> _WORK REQUIRED_
Copy every line from the records below that holds the word "JSON".

> _MATERIAL SHOWN_

************

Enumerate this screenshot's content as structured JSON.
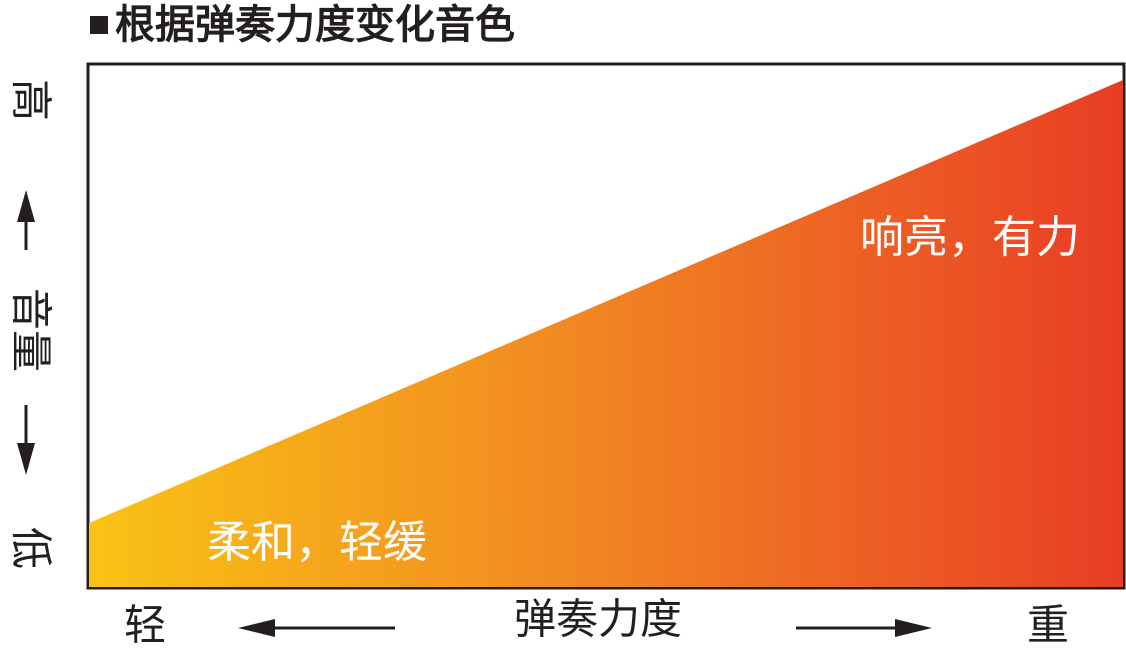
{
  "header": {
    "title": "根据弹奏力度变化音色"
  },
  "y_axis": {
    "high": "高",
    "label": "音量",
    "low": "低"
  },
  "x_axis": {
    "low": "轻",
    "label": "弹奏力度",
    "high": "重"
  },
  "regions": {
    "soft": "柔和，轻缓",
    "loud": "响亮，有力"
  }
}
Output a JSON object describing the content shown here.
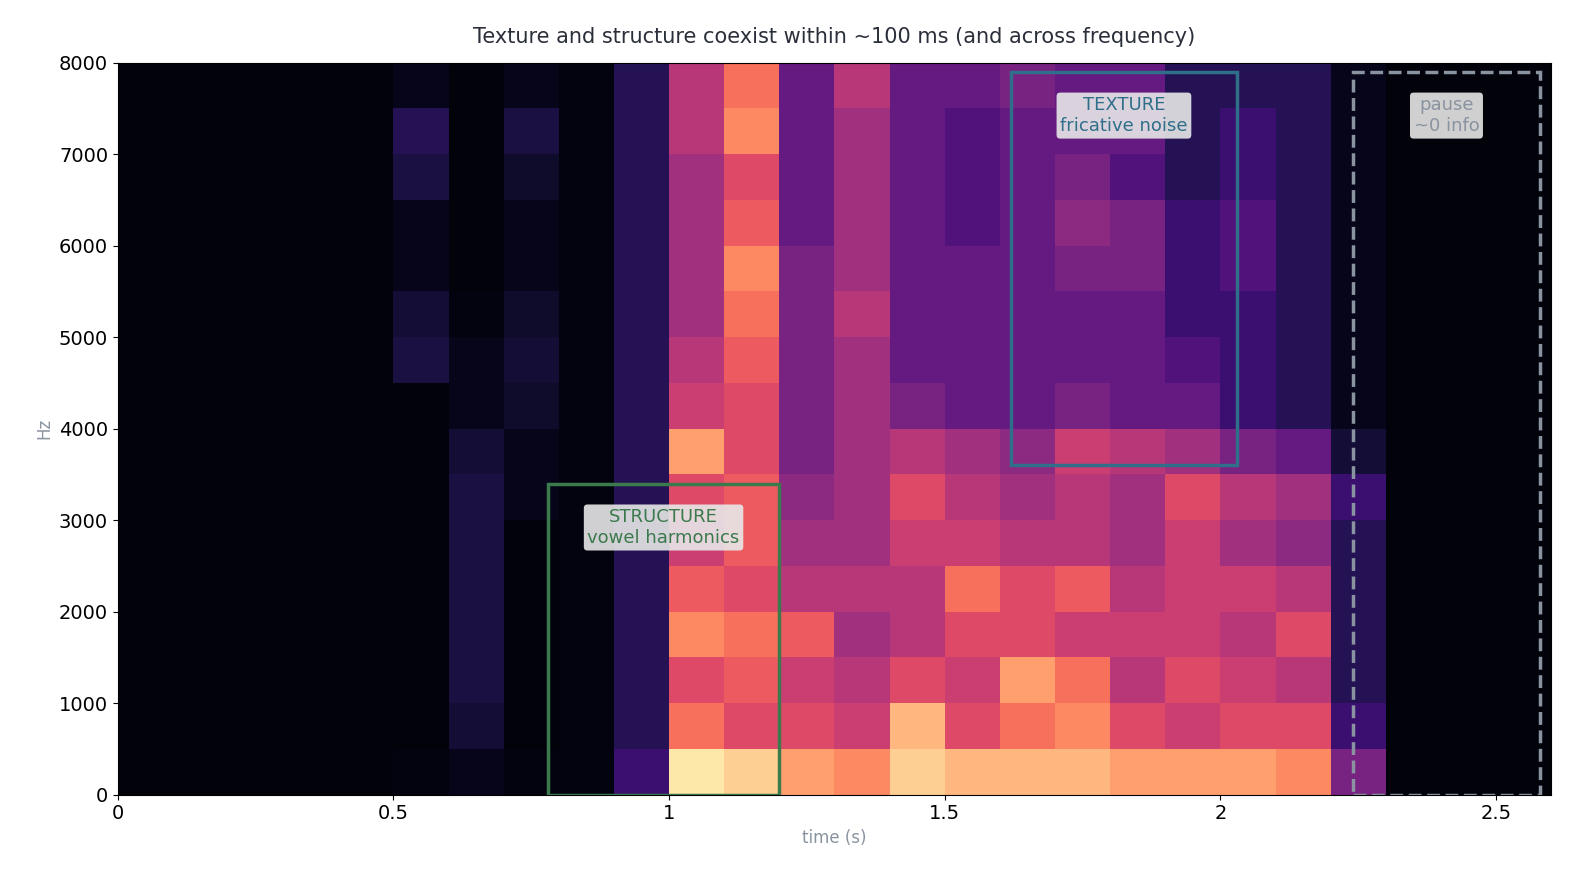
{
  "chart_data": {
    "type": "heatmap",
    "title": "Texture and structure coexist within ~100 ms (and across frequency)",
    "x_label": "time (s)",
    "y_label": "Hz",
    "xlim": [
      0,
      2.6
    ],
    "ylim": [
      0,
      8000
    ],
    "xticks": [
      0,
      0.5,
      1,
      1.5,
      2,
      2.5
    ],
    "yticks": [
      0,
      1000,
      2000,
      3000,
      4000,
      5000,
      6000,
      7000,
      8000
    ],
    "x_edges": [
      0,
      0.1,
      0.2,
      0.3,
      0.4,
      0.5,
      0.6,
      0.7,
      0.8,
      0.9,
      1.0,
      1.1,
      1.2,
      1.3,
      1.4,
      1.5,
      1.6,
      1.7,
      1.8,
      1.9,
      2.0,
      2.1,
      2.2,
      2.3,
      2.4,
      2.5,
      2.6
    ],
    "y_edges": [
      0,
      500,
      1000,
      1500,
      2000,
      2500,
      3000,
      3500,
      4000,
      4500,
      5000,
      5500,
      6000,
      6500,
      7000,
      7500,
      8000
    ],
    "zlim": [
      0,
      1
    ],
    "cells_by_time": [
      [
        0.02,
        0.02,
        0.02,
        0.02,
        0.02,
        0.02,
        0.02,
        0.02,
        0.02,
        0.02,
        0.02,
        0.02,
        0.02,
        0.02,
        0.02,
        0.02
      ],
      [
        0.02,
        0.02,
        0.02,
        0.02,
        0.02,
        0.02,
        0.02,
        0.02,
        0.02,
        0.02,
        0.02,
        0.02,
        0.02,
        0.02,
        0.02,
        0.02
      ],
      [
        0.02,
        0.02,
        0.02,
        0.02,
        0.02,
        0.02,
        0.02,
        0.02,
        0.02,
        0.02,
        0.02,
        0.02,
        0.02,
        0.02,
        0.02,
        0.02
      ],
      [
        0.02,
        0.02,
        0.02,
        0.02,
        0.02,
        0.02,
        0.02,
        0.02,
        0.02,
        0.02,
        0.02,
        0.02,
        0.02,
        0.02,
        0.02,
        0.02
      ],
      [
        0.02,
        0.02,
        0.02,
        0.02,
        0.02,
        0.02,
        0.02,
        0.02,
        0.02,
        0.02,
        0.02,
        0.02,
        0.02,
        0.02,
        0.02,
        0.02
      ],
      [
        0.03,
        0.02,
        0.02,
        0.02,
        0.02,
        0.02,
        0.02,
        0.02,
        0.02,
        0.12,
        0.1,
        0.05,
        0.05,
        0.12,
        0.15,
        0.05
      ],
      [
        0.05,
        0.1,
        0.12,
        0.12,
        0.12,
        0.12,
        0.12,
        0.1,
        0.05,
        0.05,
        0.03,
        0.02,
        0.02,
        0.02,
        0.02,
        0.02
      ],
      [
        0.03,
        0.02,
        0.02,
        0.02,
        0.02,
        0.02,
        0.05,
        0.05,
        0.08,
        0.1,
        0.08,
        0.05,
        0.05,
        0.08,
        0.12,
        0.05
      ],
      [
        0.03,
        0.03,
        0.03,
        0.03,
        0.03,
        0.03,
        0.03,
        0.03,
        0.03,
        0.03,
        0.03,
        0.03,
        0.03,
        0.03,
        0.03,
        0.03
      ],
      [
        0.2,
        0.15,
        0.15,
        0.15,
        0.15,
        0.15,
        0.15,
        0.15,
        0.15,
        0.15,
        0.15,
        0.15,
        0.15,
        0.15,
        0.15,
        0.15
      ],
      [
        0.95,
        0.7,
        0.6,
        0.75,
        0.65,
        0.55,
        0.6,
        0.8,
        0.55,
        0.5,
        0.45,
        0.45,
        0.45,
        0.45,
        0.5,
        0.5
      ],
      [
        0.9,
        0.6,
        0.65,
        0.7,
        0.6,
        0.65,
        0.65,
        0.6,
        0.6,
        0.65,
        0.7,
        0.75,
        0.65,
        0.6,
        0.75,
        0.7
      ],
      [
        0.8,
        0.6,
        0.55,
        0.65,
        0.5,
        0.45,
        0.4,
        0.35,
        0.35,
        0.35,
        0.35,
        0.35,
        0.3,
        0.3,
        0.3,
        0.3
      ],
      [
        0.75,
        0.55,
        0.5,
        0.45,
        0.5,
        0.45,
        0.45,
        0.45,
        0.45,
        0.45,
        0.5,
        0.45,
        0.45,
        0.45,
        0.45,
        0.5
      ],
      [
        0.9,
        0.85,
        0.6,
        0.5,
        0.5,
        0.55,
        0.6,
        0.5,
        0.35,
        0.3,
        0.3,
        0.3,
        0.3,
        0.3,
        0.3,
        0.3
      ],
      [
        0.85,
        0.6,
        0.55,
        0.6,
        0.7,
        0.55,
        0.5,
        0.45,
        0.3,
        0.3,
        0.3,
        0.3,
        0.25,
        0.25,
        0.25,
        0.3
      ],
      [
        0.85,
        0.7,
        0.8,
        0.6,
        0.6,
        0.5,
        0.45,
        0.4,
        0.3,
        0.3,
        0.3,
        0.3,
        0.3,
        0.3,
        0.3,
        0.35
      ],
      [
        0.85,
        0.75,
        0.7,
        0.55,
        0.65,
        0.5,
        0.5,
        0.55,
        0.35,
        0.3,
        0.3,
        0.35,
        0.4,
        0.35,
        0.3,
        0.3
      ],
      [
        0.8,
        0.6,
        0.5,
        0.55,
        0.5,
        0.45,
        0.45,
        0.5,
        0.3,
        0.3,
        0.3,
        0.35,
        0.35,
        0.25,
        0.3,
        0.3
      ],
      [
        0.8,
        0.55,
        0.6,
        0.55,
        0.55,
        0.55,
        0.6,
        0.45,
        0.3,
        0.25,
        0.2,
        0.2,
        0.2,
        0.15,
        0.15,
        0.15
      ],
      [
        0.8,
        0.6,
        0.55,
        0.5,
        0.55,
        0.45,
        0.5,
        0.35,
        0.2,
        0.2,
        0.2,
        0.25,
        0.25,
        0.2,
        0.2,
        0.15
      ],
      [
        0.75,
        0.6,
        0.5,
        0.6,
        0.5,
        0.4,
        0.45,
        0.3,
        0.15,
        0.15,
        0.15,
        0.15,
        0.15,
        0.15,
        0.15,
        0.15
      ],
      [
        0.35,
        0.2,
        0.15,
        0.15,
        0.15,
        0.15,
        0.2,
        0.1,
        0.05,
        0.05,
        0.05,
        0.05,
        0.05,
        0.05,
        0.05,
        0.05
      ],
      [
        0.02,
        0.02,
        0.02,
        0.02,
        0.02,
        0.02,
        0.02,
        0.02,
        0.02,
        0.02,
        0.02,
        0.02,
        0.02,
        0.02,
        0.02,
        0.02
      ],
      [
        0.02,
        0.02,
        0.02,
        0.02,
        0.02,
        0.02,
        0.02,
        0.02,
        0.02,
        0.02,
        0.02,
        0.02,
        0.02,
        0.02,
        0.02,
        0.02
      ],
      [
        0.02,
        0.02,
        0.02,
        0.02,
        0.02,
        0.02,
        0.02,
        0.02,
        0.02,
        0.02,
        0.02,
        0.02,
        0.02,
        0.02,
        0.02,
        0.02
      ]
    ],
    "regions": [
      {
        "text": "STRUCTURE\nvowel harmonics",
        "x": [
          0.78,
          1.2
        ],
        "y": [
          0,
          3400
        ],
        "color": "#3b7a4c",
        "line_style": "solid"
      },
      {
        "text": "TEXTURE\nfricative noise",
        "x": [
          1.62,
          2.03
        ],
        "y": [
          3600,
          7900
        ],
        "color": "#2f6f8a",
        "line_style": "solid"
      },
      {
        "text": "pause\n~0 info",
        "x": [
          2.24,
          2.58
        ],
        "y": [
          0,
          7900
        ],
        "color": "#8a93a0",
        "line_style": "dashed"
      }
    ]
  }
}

************

> _FULL RESPONSE_
Enumerate this screenshot's content as structured JSON.
Output a JSON object describing the content shown here.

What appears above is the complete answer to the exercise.